====== MATERIAL FOR THIS TASK ======

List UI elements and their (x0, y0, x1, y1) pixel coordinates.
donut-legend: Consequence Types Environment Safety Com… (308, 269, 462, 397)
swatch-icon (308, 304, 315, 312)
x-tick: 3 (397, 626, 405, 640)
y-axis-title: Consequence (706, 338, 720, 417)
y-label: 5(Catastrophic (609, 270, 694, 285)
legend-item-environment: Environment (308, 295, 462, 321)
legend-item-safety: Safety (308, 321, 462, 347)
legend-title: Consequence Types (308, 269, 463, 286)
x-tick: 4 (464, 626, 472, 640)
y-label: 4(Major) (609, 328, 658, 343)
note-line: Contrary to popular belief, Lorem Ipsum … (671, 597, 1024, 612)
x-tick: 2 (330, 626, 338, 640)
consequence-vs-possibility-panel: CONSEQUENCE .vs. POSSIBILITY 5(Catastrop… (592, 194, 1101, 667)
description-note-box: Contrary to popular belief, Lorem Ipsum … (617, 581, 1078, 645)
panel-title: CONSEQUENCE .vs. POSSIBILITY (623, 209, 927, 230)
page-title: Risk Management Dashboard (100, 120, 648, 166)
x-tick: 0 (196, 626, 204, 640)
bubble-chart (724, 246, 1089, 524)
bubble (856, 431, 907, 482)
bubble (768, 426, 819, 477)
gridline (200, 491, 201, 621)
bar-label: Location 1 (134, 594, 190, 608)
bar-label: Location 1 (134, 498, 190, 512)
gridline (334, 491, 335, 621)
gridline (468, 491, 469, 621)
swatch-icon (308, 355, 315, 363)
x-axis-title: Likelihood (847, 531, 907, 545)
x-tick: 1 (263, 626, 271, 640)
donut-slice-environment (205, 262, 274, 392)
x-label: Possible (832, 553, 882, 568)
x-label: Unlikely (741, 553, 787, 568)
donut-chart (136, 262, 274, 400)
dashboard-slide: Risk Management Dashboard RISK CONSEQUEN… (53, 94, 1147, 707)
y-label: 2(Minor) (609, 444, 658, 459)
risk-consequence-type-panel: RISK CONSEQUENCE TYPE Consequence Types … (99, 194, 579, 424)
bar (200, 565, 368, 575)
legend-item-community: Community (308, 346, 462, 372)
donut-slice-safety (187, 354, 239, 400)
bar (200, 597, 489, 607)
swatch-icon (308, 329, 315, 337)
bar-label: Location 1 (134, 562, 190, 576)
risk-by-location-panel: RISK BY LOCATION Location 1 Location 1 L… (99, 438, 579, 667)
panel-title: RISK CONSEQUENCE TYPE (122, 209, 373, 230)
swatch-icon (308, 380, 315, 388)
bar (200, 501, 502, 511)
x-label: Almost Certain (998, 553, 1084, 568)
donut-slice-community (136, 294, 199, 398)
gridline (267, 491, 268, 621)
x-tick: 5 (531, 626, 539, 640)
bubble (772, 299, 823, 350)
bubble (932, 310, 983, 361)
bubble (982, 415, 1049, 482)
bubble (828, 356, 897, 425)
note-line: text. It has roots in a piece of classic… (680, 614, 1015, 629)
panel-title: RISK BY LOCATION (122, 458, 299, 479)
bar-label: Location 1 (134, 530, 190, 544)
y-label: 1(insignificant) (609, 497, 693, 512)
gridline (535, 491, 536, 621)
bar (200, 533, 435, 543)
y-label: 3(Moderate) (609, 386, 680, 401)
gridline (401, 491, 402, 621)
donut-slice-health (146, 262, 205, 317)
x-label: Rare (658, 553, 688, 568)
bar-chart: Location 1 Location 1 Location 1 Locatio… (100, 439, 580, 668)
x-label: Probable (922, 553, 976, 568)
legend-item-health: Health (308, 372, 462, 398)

======

_PROBLEM:_ Write out, word for word, the entries starting with the very first one and going on through the one that contains "y-axis-title: Consequence (706, 338, 720, 417)".

_RESULT FOR THIS EXERCISE:_
List UI elements and their (x0, y0, x1, y1) pixel coordinates.
donut-legend: Consequence Types Environment Safety Com… (308, 269, 462, 397)
swatch-icon (308, 304, 315, 312)
x-tick: 3 (397, 626, 405, 640)
y-axis-title: Consequence (706, 338, 720, 417)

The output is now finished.